**Records for processing**
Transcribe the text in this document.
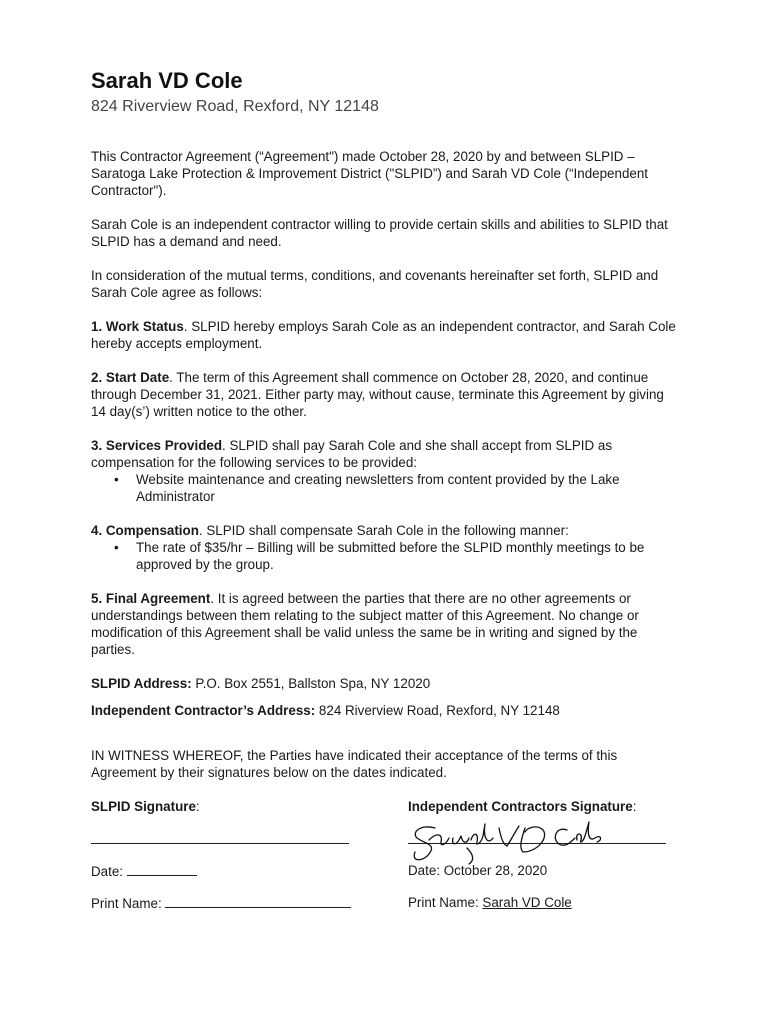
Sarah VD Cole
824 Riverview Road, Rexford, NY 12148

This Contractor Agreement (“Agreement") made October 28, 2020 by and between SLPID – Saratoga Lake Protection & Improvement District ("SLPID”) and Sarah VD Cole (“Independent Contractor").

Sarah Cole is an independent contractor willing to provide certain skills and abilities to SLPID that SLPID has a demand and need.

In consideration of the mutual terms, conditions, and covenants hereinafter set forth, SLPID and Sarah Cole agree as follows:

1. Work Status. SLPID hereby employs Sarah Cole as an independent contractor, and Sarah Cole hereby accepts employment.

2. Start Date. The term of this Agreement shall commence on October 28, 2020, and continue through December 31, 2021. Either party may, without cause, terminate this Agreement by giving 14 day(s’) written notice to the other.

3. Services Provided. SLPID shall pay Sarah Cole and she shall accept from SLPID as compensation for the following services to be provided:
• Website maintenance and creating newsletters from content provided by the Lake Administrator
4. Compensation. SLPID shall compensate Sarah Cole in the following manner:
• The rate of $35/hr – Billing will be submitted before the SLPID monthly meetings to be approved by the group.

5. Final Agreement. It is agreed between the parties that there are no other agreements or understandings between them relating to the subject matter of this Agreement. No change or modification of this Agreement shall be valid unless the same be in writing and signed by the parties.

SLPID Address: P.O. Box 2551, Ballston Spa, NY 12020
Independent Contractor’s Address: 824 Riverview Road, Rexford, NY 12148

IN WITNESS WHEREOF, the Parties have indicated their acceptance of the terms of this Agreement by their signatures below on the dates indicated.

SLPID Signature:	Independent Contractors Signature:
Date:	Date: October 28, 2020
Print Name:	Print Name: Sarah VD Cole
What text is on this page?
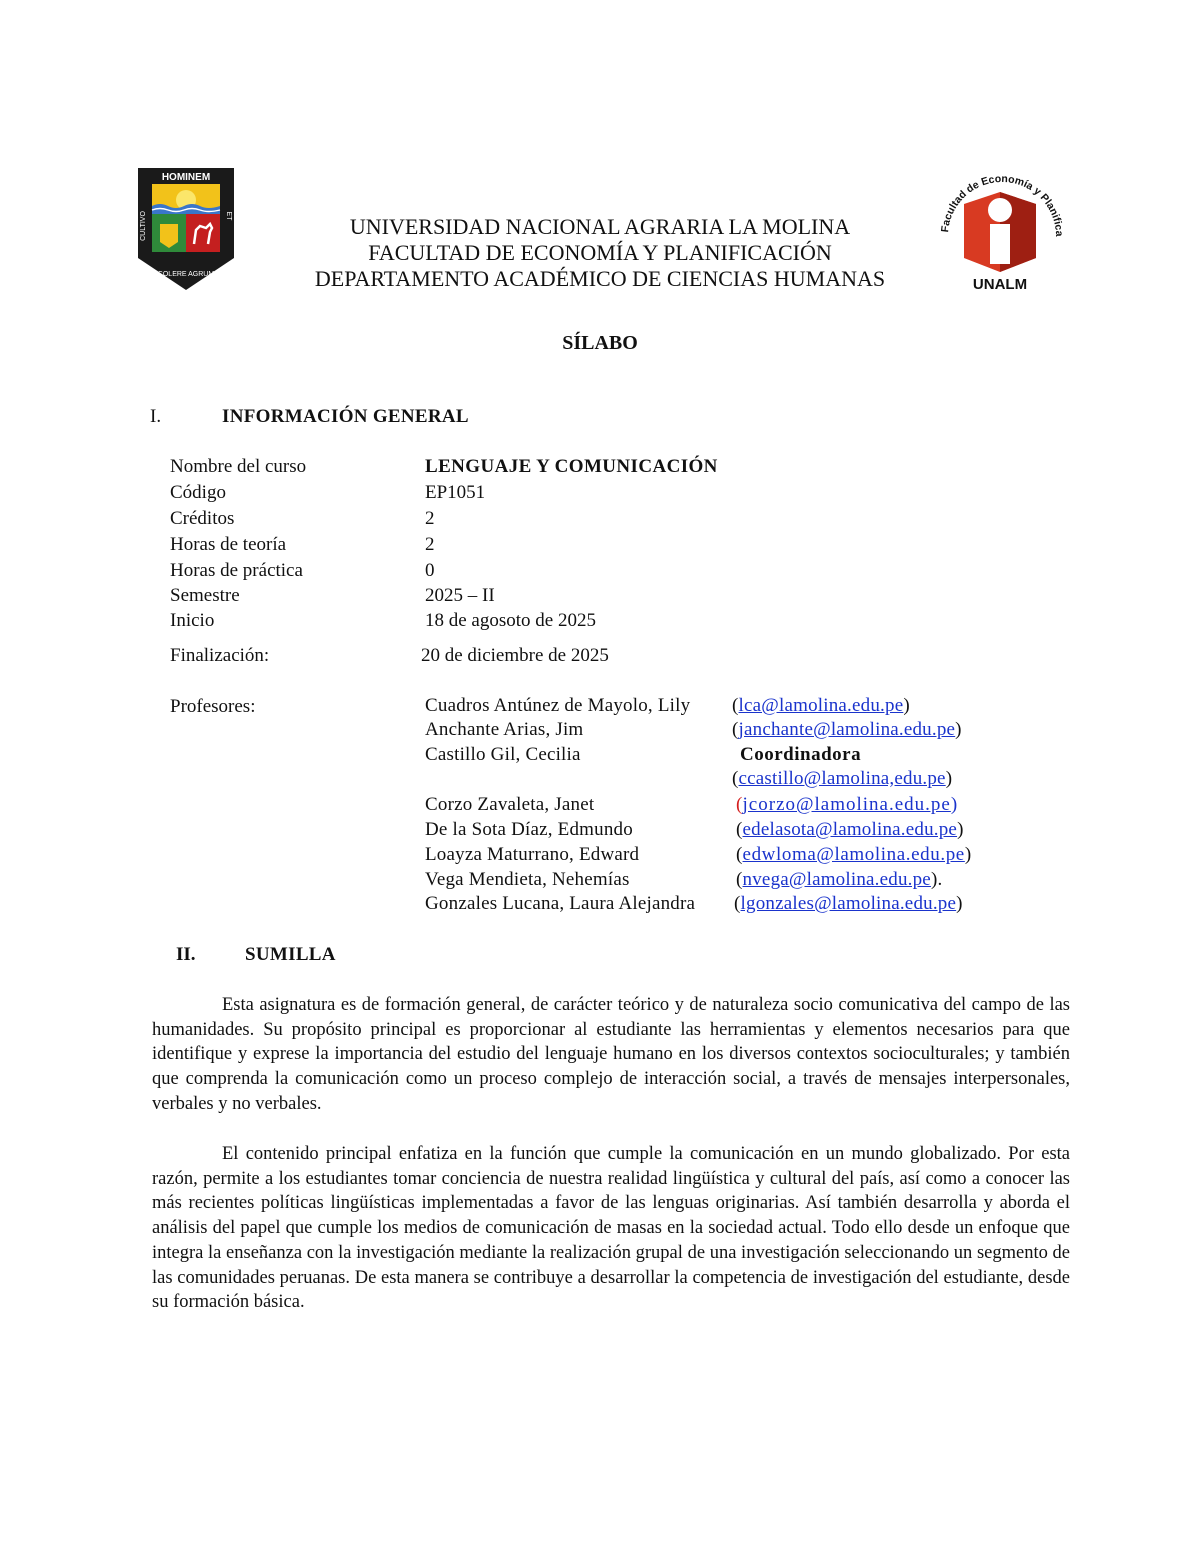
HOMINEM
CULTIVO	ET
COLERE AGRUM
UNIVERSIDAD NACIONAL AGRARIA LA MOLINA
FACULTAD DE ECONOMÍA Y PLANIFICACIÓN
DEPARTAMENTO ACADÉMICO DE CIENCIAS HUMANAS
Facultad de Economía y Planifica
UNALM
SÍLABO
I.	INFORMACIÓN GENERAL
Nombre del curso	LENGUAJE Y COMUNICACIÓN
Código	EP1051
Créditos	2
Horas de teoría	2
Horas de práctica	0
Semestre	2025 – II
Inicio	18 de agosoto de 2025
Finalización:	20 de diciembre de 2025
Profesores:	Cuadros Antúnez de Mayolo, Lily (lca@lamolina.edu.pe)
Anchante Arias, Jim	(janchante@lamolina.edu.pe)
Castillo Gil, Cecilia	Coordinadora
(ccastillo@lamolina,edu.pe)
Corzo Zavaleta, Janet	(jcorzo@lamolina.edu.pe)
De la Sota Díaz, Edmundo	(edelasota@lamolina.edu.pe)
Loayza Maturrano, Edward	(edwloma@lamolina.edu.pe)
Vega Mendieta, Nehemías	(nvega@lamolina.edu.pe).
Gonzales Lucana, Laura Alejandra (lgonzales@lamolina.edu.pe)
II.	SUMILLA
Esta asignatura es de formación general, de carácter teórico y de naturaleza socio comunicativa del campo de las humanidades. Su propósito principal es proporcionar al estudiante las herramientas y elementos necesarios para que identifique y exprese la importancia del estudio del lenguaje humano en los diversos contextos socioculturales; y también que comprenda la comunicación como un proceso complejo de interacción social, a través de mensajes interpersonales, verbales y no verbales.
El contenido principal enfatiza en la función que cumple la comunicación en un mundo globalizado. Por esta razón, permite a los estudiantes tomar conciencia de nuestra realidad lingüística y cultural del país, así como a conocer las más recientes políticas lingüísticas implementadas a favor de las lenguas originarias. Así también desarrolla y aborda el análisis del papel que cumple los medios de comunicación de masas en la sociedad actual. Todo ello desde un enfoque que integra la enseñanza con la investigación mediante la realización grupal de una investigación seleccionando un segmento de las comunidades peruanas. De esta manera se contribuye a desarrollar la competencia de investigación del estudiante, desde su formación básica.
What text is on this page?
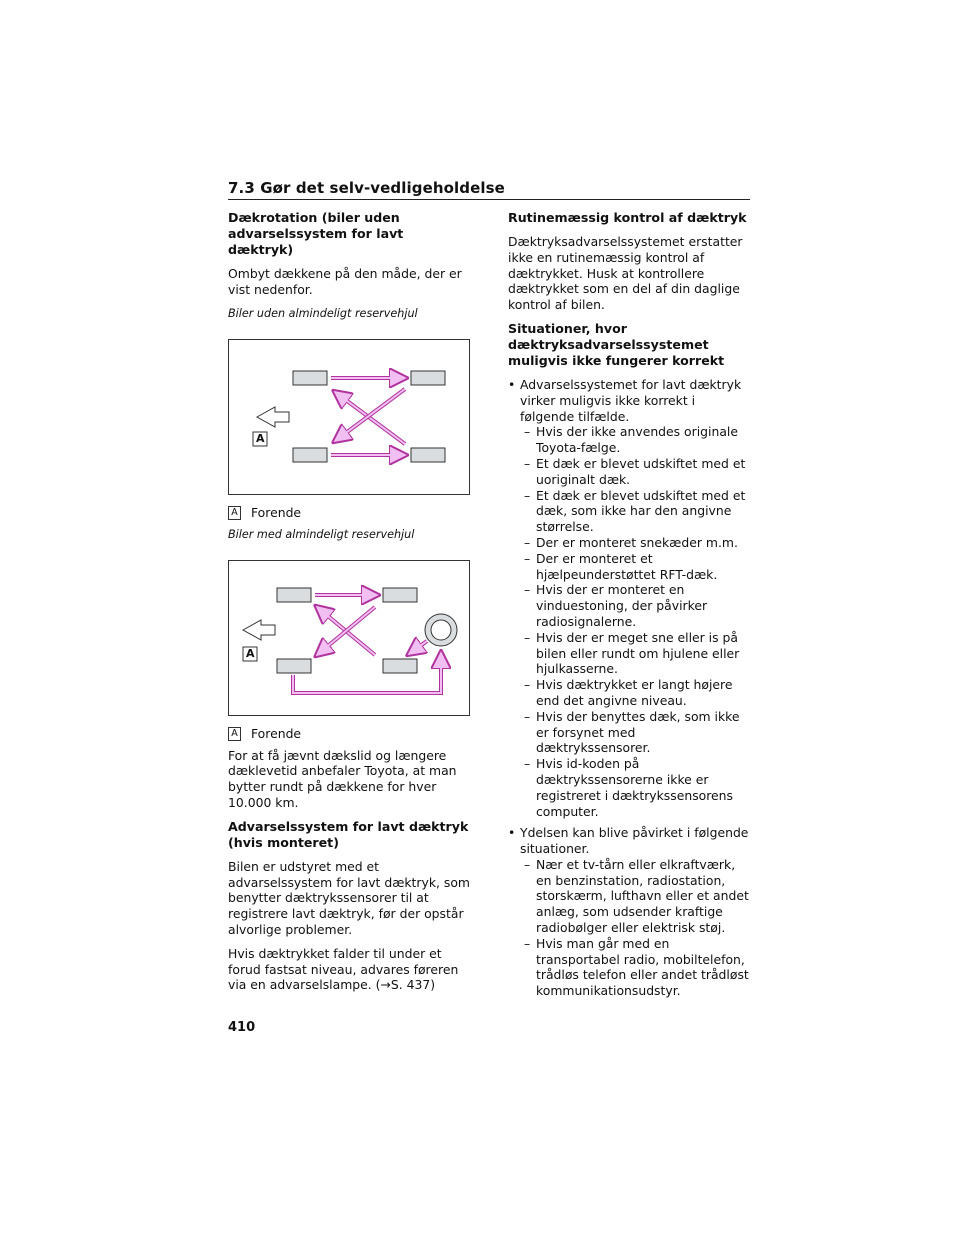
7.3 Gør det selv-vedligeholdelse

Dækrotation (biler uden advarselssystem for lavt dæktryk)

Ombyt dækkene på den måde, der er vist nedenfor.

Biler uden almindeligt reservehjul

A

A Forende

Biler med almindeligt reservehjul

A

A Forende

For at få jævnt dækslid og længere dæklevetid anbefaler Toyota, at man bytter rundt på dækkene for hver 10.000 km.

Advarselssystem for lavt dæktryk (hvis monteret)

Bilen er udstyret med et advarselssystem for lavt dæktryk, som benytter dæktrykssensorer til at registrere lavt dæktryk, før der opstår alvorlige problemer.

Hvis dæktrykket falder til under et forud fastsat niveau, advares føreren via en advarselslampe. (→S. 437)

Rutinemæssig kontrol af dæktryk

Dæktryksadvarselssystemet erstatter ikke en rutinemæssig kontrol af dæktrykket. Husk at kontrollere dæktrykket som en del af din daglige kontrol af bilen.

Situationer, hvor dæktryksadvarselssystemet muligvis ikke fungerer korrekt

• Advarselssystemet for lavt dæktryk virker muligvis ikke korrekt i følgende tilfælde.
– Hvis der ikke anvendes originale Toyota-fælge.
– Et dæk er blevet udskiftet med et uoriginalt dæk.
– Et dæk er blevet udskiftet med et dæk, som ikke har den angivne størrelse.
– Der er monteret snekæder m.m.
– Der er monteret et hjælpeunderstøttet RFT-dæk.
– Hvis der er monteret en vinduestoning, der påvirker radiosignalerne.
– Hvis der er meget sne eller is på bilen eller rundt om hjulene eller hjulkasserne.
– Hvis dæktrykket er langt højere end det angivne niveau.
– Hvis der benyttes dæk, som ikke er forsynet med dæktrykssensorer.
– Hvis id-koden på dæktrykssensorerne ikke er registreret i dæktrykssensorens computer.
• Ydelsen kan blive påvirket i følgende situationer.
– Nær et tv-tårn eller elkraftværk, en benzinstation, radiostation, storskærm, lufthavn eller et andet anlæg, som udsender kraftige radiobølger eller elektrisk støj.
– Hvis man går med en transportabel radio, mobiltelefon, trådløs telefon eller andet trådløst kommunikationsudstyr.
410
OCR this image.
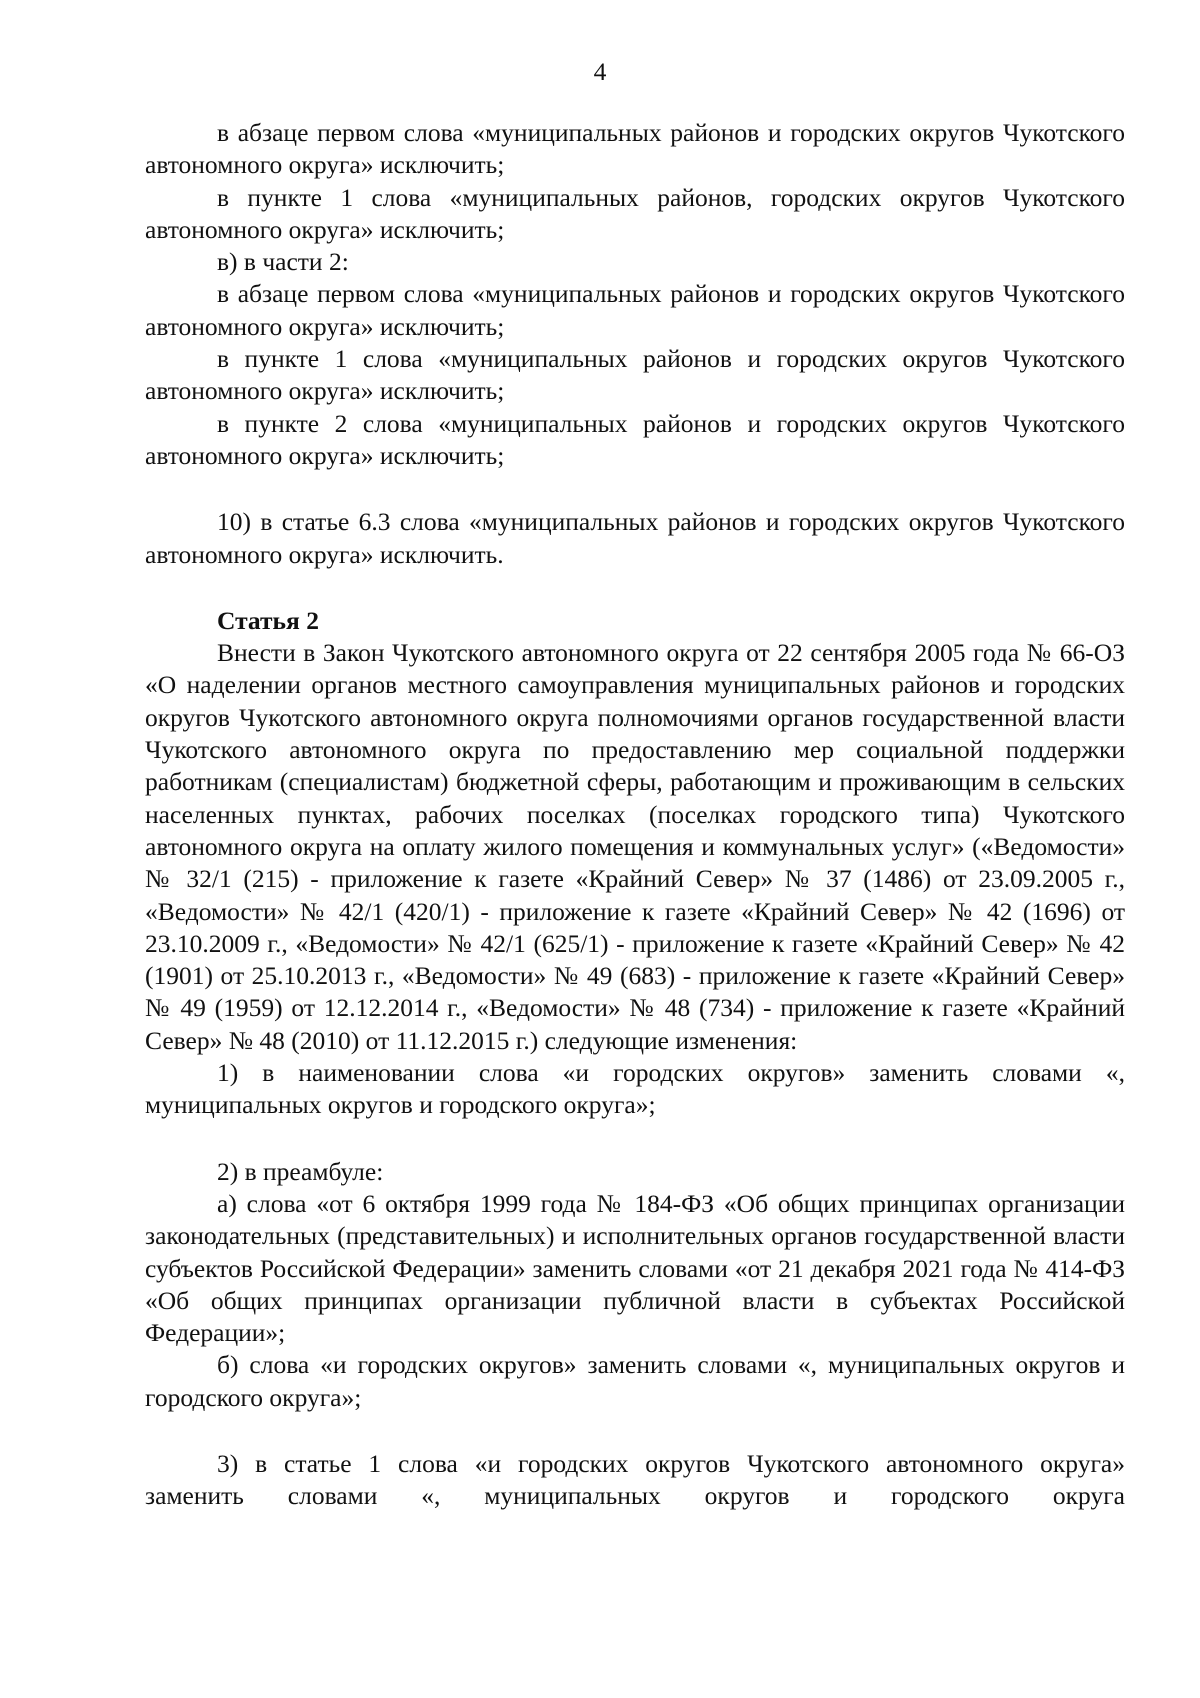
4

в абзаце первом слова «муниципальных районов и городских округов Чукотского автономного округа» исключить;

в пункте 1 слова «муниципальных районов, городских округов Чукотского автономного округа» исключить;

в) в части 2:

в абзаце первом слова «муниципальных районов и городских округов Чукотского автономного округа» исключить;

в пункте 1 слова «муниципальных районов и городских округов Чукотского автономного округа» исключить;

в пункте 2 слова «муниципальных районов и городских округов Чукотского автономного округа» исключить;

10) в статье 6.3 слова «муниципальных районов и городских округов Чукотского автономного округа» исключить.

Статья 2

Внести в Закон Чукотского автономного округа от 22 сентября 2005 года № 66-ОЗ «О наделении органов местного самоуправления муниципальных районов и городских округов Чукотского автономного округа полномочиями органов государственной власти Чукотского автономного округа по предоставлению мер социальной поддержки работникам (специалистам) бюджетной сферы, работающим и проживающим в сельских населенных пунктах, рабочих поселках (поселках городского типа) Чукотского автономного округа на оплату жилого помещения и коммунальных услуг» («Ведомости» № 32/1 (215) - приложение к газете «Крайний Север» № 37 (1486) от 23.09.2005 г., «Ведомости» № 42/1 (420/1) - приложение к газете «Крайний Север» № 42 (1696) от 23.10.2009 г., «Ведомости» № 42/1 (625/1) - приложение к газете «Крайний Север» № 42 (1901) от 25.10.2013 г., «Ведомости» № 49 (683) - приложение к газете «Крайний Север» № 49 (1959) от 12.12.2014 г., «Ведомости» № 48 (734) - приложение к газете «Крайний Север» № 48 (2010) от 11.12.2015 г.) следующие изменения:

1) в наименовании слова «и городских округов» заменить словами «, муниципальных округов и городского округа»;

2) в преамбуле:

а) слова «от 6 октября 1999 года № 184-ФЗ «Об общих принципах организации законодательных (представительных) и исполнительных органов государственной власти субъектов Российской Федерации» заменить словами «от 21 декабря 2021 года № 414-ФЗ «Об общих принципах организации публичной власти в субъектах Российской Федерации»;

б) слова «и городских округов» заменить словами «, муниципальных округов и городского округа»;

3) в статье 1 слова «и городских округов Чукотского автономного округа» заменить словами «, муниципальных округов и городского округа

**Request**
Determine the number of lines in the records that include the string "Lake", and respond with that number only.

**Output below**
2